(Short exercise) Pictures stay out; everything else in the records below is copied exactly.

(Excerpted records)
++++++++++
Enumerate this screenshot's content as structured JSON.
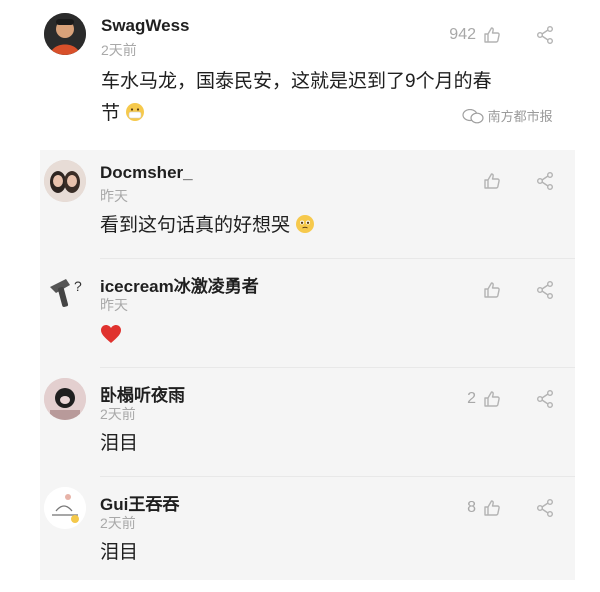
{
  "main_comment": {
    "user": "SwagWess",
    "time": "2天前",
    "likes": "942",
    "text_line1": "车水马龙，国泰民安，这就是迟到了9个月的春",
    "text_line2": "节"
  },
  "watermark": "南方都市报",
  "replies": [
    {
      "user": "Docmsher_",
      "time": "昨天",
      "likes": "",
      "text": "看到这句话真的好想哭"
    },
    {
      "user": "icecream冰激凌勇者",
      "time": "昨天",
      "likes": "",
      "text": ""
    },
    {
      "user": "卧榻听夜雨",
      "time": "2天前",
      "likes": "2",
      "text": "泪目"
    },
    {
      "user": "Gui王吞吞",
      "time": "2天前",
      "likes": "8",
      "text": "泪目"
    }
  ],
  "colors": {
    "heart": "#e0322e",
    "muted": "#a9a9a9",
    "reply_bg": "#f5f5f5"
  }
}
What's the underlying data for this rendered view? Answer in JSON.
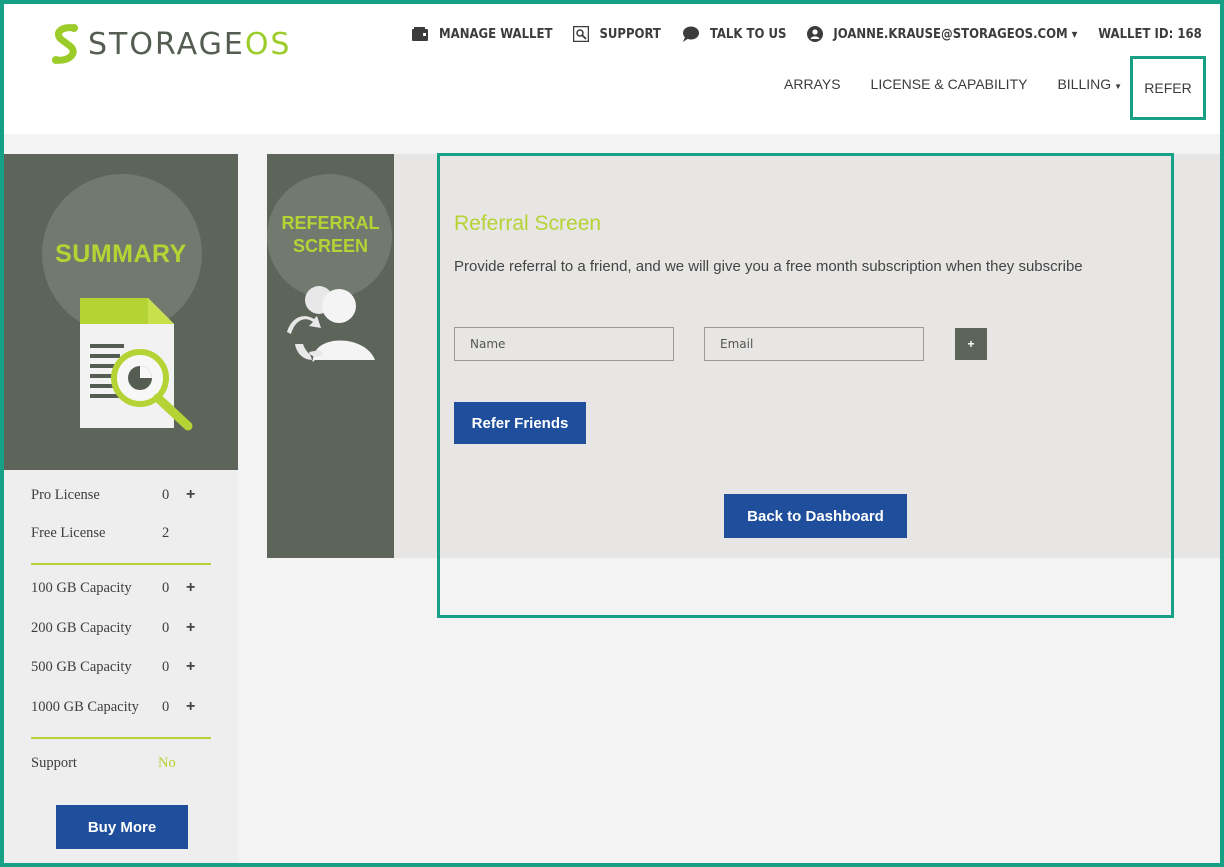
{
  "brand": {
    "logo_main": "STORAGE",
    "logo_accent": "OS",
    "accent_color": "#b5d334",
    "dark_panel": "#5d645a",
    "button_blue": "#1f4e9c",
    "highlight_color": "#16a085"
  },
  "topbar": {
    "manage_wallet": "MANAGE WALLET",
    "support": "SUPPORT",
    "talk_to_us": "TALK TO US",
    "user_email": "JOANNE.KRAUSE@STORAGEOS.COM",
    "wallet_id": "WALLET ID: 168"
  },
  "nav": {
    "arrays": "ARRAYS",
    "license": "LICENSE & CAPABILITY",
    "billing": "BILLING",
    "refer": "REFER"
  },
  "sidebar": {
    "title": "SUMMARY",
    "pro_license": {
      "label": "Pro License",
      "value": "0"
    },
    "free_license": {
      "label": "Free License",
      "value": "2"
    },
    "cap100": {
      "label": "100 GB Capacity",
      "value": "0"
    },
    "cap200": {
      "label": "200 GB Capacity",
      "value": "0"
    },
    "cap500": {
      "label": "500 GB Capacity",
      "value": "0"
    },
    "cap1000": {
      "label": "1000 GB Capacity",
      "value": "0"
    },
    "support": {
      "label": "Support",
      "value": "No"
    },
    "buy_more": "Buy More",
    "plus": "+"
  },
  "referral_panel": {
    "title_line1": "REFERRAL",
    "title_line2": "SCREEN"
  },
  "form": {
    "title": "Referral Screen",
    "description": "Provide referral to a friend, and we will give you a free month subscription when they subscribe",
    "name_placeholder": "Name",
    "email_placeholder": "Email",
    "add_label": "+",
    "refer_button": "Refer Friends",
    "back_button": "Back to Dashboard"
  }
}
++++++++++
(The completed task)
Enumerate this screenshot's content as structured JSON.
{
  "main_comment": {
    "user": "SwagWess",
    "time": "2天前",
    "likes": "942",
    "text_line1": "车水马龙，国泰民安，这就是迟到了9个月的春",
    "text_line2": "节"
  },
  "watermark": "南方都市报",
  "replies": [
    {
      "user": "Docmsher_",
      "time": "昨天",
      "likes": "",
      "text": "看到这句话真的好想哭"
    },
    {
      "user": "icecream冰激凌勇者",
      "time": "昨天",
      "likes": "",
      "text": ""
    },
    {
      "user": "卧榻听夜雨",
      "time": "2天前",
      "likes": "2",
      "text": "泪目"
    },
    {
      "user": "Gui王吞吞",
      "time": "2天前",
      "likes": "8",
      "text": "泪目"
    }
  ],
  "colors": {
    "heart": "#e0322e",
    "muted": "#a9a9a9",
    "reply_bg": "#f5f5f5"
  }
}
What's the underlying data for this rendered view? Answer in JSON.
{
  "brand": {
    "logo_main": "STORAGE",
    "logo_accent": "OS",
    "accent_color": "#b5d334",
    "dark_panel": "#5d645a",
    "button_blue": "#1f4e9c",
    "highlight_color": "#16a085"
  },
  "topbar": {
    "manage_wallet": "MANAGE WALLET",
    "support": "SUPPORT",
    "talk_to_us": "TALK TO US",
    "user_email": "JOANNE.KRAUSE@STORAGEOS.COM",
    "wallet_id": "WALLET ID: 168"
  },
  "nav": {
    "arrays": "ARRAYS",
    "license": "LICENSE & CAPABILITY",
    "billing": "BILLING",
    "refer": "REFER"
  },
  "sidebar": {
    "title": "SUMMARY",
    "pro_license": {
      "label": "Pro License",
      "value": "0"
    },
    "free_license": {
      "label": "Free License",
      "value": "2"
    },
    "cap100": {
      "label": "100 GB Capacity",
      "value": "0"
    },
    "cap200": {
      "label": "200 GB Capacity",
      "value": "0"
    },
    "cap500": {
      "label": "500 GB Capacity",
      "value": "0"
    },
    "cap1000": {
      "label": "1000 GB Capacity",
      "value": "0"
    },
    "support": {
      "label": "Support",
      "value": "No"
    },
    "buy_more": "Buy More",
    "plus": "+"
  },
  "referral_panel": {
    "title_line1": "REFERRAL",
    "title_line2": "SCREEN"
  },
  "form": {
    "title": "Referral Screen",
    "description": "Provide referral to a friend, and we will give you a free month subscription when they subscribe",
    "name_placeholder": "Name",
    "email_placeholder": "Email",
    "add_label": "+",
    "refer_button": "Refer Friends",
    "back_button": "Back to Dashboard"
  }
}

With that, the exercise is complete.